Records from a data source:
---
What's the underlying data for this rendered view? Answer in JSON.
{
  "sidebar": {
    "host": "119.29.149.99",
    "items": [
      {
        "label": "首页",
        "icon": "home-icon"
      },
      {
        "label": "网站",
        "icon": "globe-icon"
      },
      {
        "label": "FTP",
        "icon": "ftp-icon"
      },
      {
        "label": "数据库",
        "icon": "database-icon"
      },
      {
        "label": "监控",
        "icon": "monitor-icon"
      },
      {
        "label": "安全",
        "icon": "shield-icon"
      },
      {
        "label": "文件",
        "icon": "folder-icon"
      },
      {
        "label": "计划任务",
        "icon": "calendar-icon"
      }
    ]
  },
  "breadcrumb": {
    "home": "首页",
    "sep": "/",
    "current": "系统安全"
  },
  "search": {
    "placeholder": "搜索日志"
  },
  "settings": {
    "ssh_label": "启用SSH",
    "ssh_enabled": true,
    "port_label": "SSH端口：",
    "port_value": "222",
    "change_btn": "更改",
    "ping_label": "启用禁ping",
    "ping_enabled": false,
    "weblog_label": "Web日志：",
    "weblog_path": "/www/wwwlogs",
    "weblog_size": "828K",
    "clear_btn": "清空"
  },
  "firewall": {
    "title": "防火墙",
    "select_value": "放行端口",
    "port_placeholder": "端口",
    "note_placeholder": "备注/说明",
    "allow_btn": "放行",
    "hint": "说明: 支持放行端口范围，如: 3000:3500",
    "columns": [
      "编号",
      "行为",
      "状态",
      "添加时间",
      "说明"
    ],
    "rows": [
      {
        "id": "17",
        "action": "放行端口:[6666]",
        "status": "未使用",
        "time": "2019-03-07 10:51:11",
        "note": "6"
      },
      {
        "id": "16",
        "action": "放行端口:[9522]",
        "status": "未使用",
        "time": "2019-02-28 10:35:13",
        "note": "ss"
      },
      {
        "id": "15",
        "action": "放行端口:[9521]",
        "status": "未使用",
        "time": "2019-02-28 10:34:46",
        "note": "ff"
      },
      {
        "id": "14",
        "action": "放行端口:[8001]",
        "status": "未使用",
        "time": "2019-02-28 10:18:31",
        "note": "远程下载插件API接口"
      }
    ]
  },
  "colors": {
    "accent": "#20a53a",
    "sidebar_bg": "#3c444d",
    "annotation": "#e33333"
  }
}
---
* Task to carry out
Retype every entry above, word for word.

* Exercise output
What's the underlying data for this rendered view? Answer in JSON.
{
  "sidebar": {
    "host": "119.29.149.99",
    "items": [
      {
        "label": "首页",
        "icon": "home-icon"
      },
      {
        "label": "网站",
        "icon": "globe-icon"
      },
      {
        "label": "FTP",
        "icon": "ftp-icon"
      },
      {
        "label": "数据库",
        "icon": "database-icon"
      },
      {
        "label": "监控",
        "icon": "monitor-icon"
      },
      {
        "label": "安全",
        "icon": "shield-icon"
      },
      {
        "label": "文件",
        "icon": "folder-icon"
      },
      {
        "label": "计划任务",
        "icon": "calendar-icon"
      }
    ]
  },
  "breadcrumb": {
    "home": "首页",
    "sep": "/",
    "current": "系统安全"
  },
  "search": {
    "placeholder": "搜索日志"
  },
  "settings": {
    "ssh_label": "启用SSH",
    "ssh_enabled": true,
    "port_label": "SSH端口：",
    "port_value": "222",
    "change_btn": "更改",
    "ping_label": "启用禁ping",
    "ping_enabled": false,
    "weblog_label": "Web日志：",
    "weblog_path": "/www/wwwlogs",
    "weblog_size": "828K",
    "clear_btn": "清空"
  },
  "firewall": {
    "title": "防火墙",
    "select_value": "放行端口",
    "port_placeholder": "端口",
    "note_placeholder": "备注/说明",
    "allow_btn": "放行",
    "hint": "说明: 支持放行端口范围，如: 3000:3500",
    "columns": [
      "编号",
      "行为",
      "状态",
      "添加时间",
      "说明"
    ],
    "rows": [
      {
        "id": "17",
        "action": "放行端口:[6666]",
        "status": "未使用",
        "time": "2019-03-07 10:51:11",
        "note": "6"
      },
      {
        "id": "16",
        "action": "放行端口:[9522]",
        "status": "未使用",
        "time": "2019-02-28 10:35:13",
        "note": "ss"
      },
      {
        "id": "15",
        "action": "放行端口:[9521]",
        "status": "未使用",
        "time": "2019-02-28 10:34:46",
        "note": "ff"
      },
      {
        "id": "14",
        "action": "放行端口:[8001]",
        "status": "未使用",
        "time": "2019-02-28 10:18:31",
        "note": "远程下载插件API接口"
      }
    ]
  },
  "colors": {
    "accent": "#20a53a",
    "sidebar_bg": "#3c444d",
    "annotation": "#e33333"
  }
}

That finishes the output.